[Your goal]: Below are records to repeat exactly. Omit the pictures from the copy.

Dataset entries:

-- Begin --

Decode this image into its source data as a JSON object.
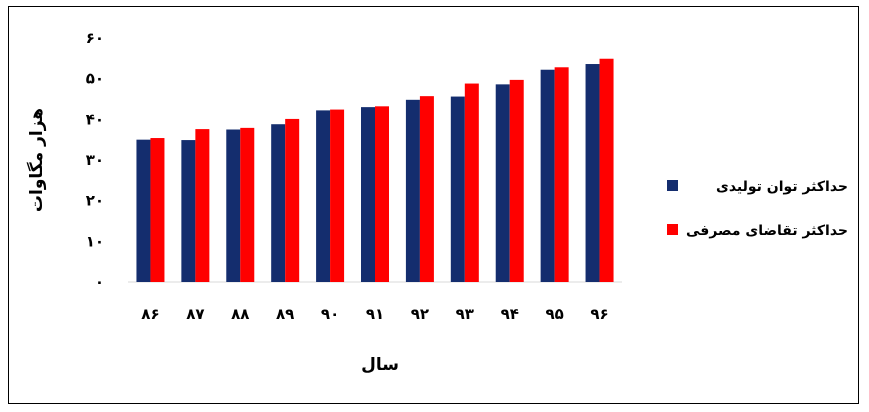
{
  "chart_data": {
    "type": "bar",
    "categories": [
      "۸۶",
      "۸۷",
      "۸۸",
      "۸۹",
      "۹۰",
      "۹۱",
      "۹۲",
      "۹۳",
      "۹۴",
      "۹۵",
      "۹۶"
    ],
    "series": [
      {
        "name": "حداکثر توان تولیدی",
        "color": "#142d6e",
        "values": [
          35.0,
          34.9,
          37.5,
          38.8,
          42.2,
          43.0,
          44.8,
          45.6,
          48.6,
          52.2,
          53.6
        ]
      },
      {
        "name": "حداکثر تقاضای مصرفی",
        "color": "#ff0000",
        "values": [
          35.4,
          37.6,
          37.9,
          40.1,
          42.4,
          43.2,
          45.7,
          48.8,
          49.7,
          52.8,
          54.9
        ]
      }
    ],
    "xlabel": "سال",
    "ylabel": "هزار مگاوات",
    "ylim": [
      0,
      60
    ],
    "yticks": [
      0,
      10,
      20,
      30,
      40,
      50,
      60
    ],
    "ytick_labels": [
      "۰",
      "۱۰",
      "۲۰",
      "۳۰",
      "۴۰",
      "۵۰",
      "۶۰"
    ],
    "grid": false,
    "legend_position": "right"
  }
}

-- End --

[Task response]:
Decode this image into its source data as a JSON object.
{
  "chart_data": {
    "type": "bar",
    "categories": [
      "۸۶",
      "۸۷",
      "۸۸",
      "۸۹",
      "۹۰",
      "۹۱",
      "۹۲",
      "۹۳",
      "۹۴",
      "۹۵",
      "۹۶"
    ],
    "series": [
      {
        "name": "حداکثر توان تولیدی",
        "color": "#142d6e",
        "values": [
          35.0,
          34.9,
          37.5,
          38.8,
          42.2,
          43.0,
          44.8,
          45.6,
          48.6,
          52.2,
          53.6
        ]
      },
      {
        "name": "حداکثر تقاضای مصرفی",
        "color": "#ff0000",
        "values": [
          35.4,
          37.6,
          37.9,
          40.1,
          42.4,
          43.2,
          45.7,
          48.8,
          49.7,
          52.8,
          54.9
        ]
      }
    ],
    "xlabel": "سال",
    "ylabel": "هزار مگاوات",
    "ylim": [
      0,
      60
    ],
    "yticks": [
      0,
      10,
      20,
      30,
      40,
      50,
      60
    ],
    "ytick_labels": [
      "۰",
      "۱۰",
      "۲۰",
      "۳۰",
      "۴۰",
      "۵۰",
      "۶۰"
    ],
    "grid": false,
    "legend_position": "right"
  }
}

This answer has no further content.